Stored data
↓↓↓
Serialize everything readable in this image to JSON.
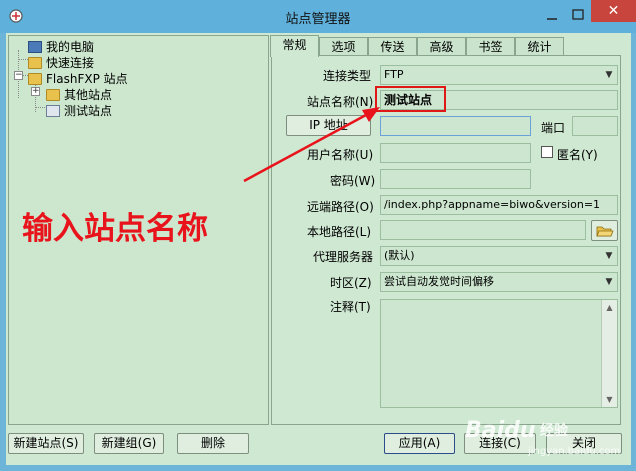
{
  "window": {
    "title": "站点管理器",
    "close_glyph": "✕",
    "min_glyph": "—",
    "max_glyph": "□"
  },
  "tree": {
    "items": [
      {
        "label": "我的电脑",
        "icon": "computer-icon"
      },
      {
        "label": "快速连接",
        "icon": "folder-icon"
      },
      {
        "label": "FlashFXP 站点",
        "icon": "folder-icon"
      },
      {
        "label": "其他站点",
        "icon": "folder-icon"
      },
      {
        "label": "测试站点",
        "icon": "site-computer-icon"
      }
    ],
    "expander_plus": "+",
    "expander_minus": "−"
  },
  "tabs": [
    "常规",
    "选项",
    "传送",
    "高级",
    "书签",
    "统计"
  ],
  "form": {
    "conn_type_label": "连接类型",
    "conn_type_value": "FTP",
    "site_name_label": "站点名称(N)",
    "site_name_value": "测试站点",
    "ip_button": "IP 地址",
    "ip_value": "",
    "port_label": "端口",
    "port_value": "",
    "username_label": "用户名称(U)",
    "username_value": "",
    "anonymous_label": "匿名(Y)",
    "password_label": "密码(W)",
    "password_value": "",
    "remote_path_label": "远端路径(O)",
    "remote_path_value": "/index.php?appname=biwo&version=1",
    "local_path_label": "本地路径(L)",
    "local_path_value": "",
    "proxy_label": "代理服务器",
    "proxy_value": "(默认)",
    "timezone_label": "时区(Z)",
    "timezone_value": "尝试自动发觉时间偏移",
    "notes_label": "注释(T)",
    "notes_value": ""
  },
  "buttons": {
    "new_site": "新建站点(S)",
    "new_group": "新建组(G)",
    "delete": "删除",
    "apply": "应用(A)",
    "connect": "连接(C)",
    "close": "关闭"
  },
  "annotation": {
    "text": "输入站点名称",
    "color": "#e8131b"
  },
  "watermark": {
    "brand": "Baidu",
    "sub": "经验",
    "url": "jingyan.baidu.com"
  },
  "colors": {
    "titlebar": "#5fb0da",
    "dialog_bg": "#cfe8d2",
    "close_red": "#c7453c",
    "highlight_red": "#e01818"
  }
}
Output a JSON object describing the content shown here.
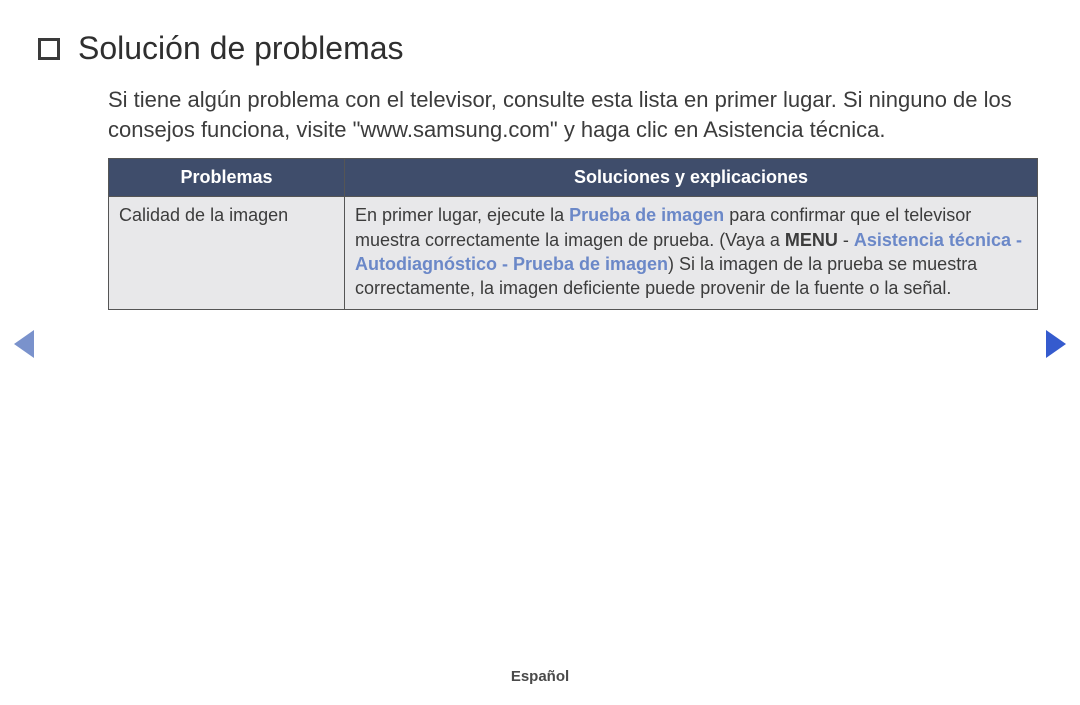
{
  "header": {
    "title": "Solución de problemas"
  },
  "intro": {
    "text": "Si tiene algún problema con el televisor, consulte esta lista en primer lugar. Si ninguno de los consejos funciona, visite \"www.samsung.com\" y haga clic en Asistencia técnica."
  },
  "table": {
    "headers": {
      "problems": "Problemas",
      "solutions": "Soluciones y explicaciones"
    },
    "row": {
      "problem": "Calidad de la imagen",
      "sol_part1": "En primer lugar, ejecute la ",
      "sol_hl1": "Prueba de imagen",
      "sol_part2": " para confirmar que el televisor muestra correctamente la imagen de prueba. (Vaya a ",
      "sol_menu": "MENU",
      "sol_part3": " - ",
      "sol_hl2": "Asistencia técnica - Autodiagnóstico - Prueba de imagen",
      "sol_part4": ") Si la imagen de la prueba se muestra correctamente, la imagen deficiente puede provenir de la fuente o la señal."
    }
  },
  "footer": {
    "language": "Español"
  }
}
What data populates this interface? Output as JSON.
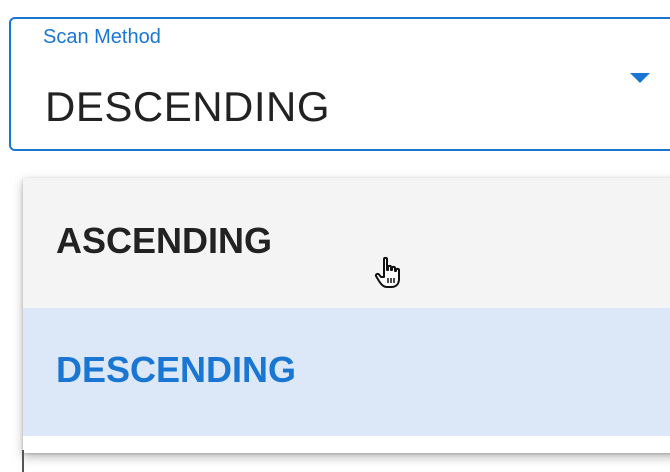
{
  "select": {
    "label": "Scan Method",
    "value": "DESCENDING",
    "icon": "arrow-drop-down-icon",
    "accent_color": "#1976d2"
  },
  "menu": {
    "options": [
      {
        "label": "ASCENDING",
        "selected": false,
        "hovered": true
      },
      {
        "label": "DESCENDING",
        "selected": true,
        "hovered": false
      }
    ],
    "selected_color": "#1976d2",
    "selected_bg": "#dce8f7",
    "hover_bg": "#f4f4f4"
  },
  "cursor": {
    "icon": "hand-pointer-icon"
  }
}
↑↑↑
◆ **WHAT TO PRODUCE**: Collect the lines of the data that carry the word "this".

◆ **RESPONSE BELOW**:
Serialize everything readable in this image to JSON.
What data populates this interface? Output as JSON.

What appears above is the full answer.